What this task involves> Reproduce the listing lines from the line containing "box-c: C Name" through the line containing "dept-label: Department of", both included, and nothing else.

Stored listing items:
'''

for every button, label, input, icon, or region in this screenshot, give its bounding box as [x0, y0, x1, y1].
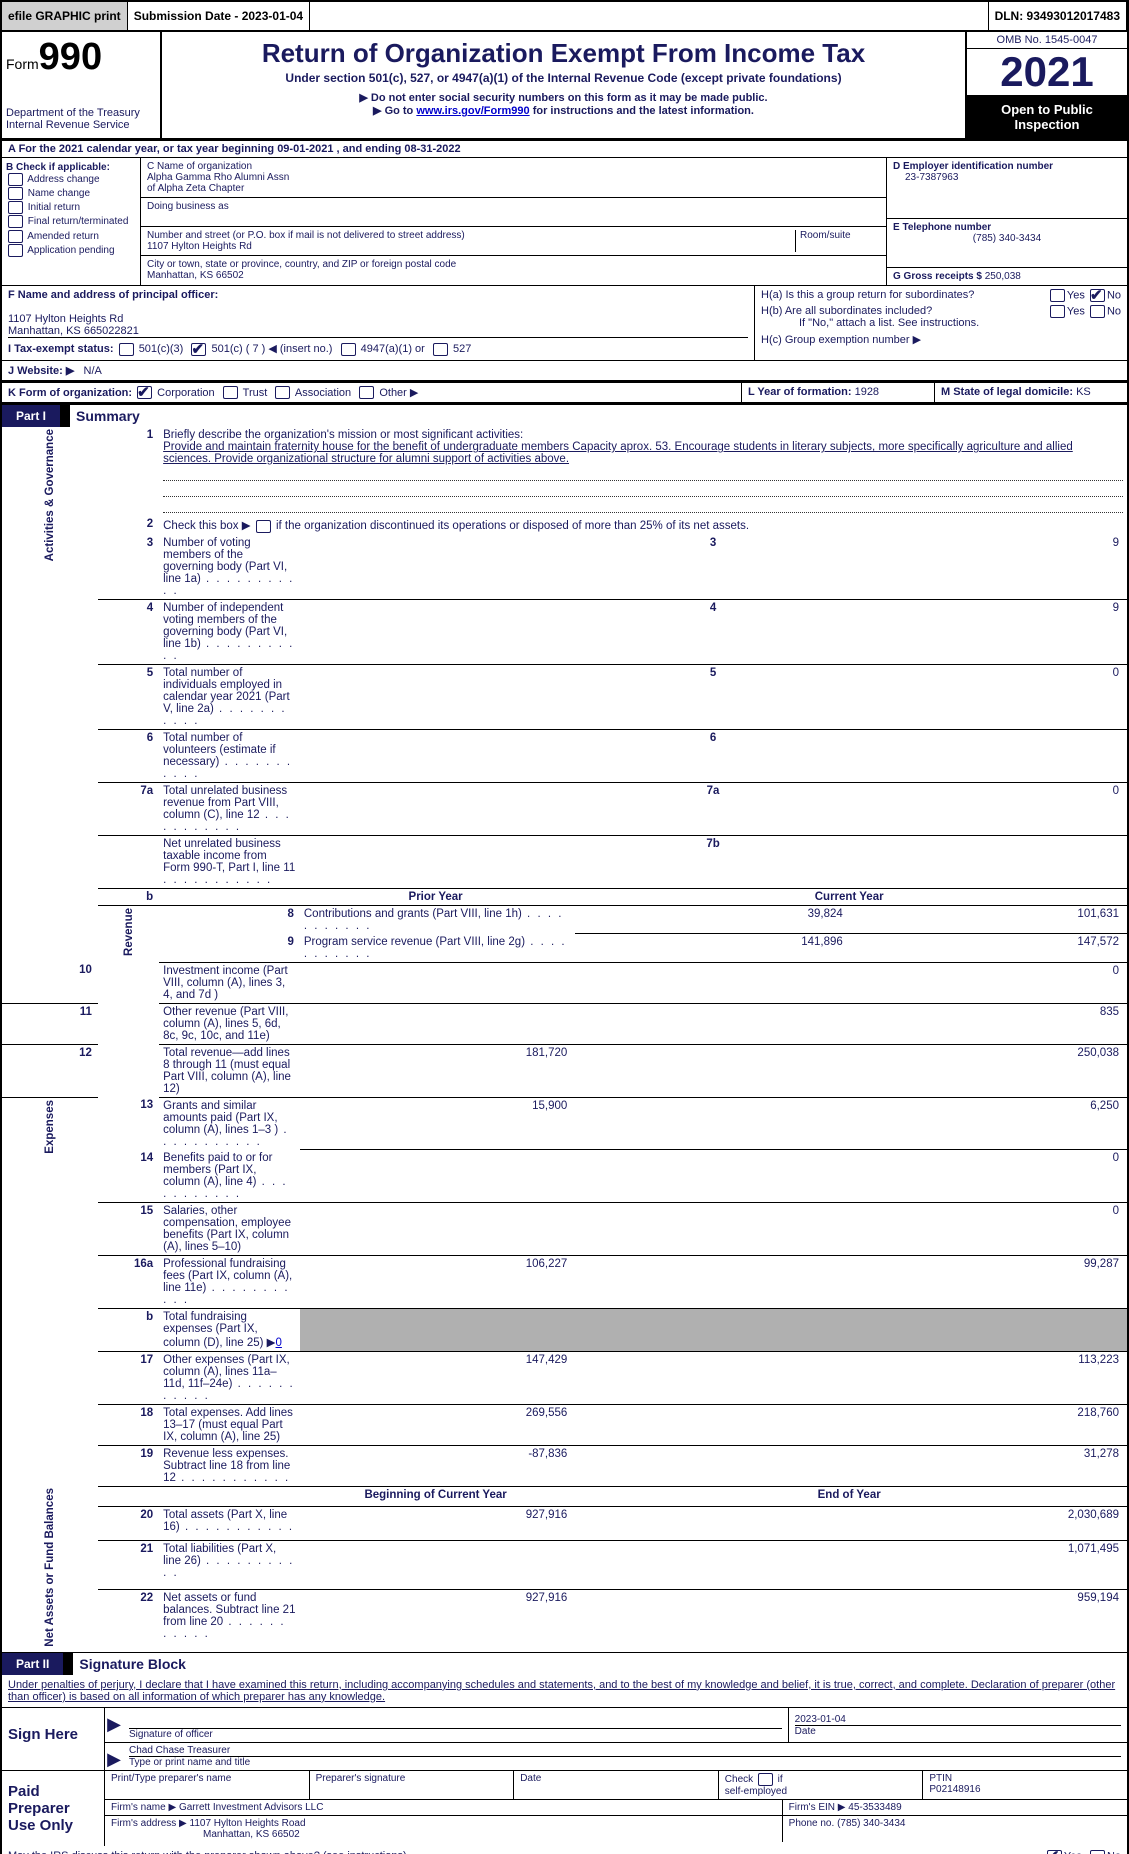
box-c: C Name of organization Alpha Gamma Rho A…: [141, 158, 887, 285]
submission-date: Submission Date - 2023-01-04: [128, 2, 310, 30]
part2-header: Part II Signature Block: [0, 1653, 1129, 1675]
dept-label: Department of the Treasury Internal Reve…: [6, 107, 156, 131]
row-a-period: A For the 2021 calendar year, or tax yea…: [0, 141, 1129, 158]
row-j: J Website: ▶ N/A: [0, 361, 1129, 383]
row-klm: K Form of organization: Corporation Trus…: [0, 383, 1129, 406]
part1-table: Activities & Governance 1 Briefly descri…: [0, 427, 1129, 1653]
fundraising-link[interactable]: 0: [276, 1337, 282, 1349]
form-label: Form990: [6, 36, 156, 79]
form-title: Return of Organization Exempt From Incom…: [166, 38, 961, 69]
form-header: Form990 Department of the Treasury Inter…: [0, 32, 1129, 141]
sign-here-label: Sign Here: [2, 1708, 105, 1770]
box-d: D Employer identification number 23-7387…: [887, 158, 1127, 285]
form990-link[interactable]: www.irs.gov/Form990: [416, 105, 529, 117]
paid-preparer-label: Paid Preparer Use Only: [2, 1771, 105, 1846]
efile-print-button[interactable]: efile GRAPHIC print: [2, 2, 128, 30]
tab-netassets: Net Assets or Fund Balances: [1, 1486, 98, 1652]
entity-block: B Check if applicable: Address change Na…: [0, 158, 1129, 286]
omb-number: OMB No. 1545-0047: [967, 32, 1127, 49]
tab-activities: Activities & Governance: [1, 427, 98, 962]
open-inspection: Open to Public Inspection: [967, 96, 1127, 138]
link-note: ▶ Go to www.irs.gov/Form990 for instruct…: [166, 104, 961, 117]
ssn-note: ▶ Do not enter social security numbers o…: [166, 91, 961, 104]
tab-expenses: Expenses: [1, 1097, 98, 1486]
top-bar: efile GRAPHIC print Submission Date - 20…: [0, 0, 1129, 32]
part1-header: Part I Summary: [0, 405, 1129, 427]
signature-block: Under penalties of perjury, I declare th…: [0, 1675, 1129, 1854]
form-subtitle: Under section 501(c), 527, or 4947(a)(1)…: [166, 71, 961, 85]
tax-year: 2021: [967, 49, 1127, 96]
tab-revenue: Revenue: [98, 905, 159, 1097]
box-b: B Check if applicable: Address change Na…: [2, 158, 141, 285]
dln: DLN: 93493012017483: [988, 2, 1127, 30]
row-fh: F Name and address of principal officer:…: [0, 286, 1129, 361]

'''

Response to the exercise>
box-c: C Name of organization Alpha Gamma Rho A…: [141, 158, 887, 285]
submission-date: Submission Date - 2023-01-04: [128, 2, 310, 30]
part2-header: Part II Signature Block: [0, 1653, 1129, 1675]
dept-label: Department of the Treasury Internal Reve…: [6, 107, 156, 131]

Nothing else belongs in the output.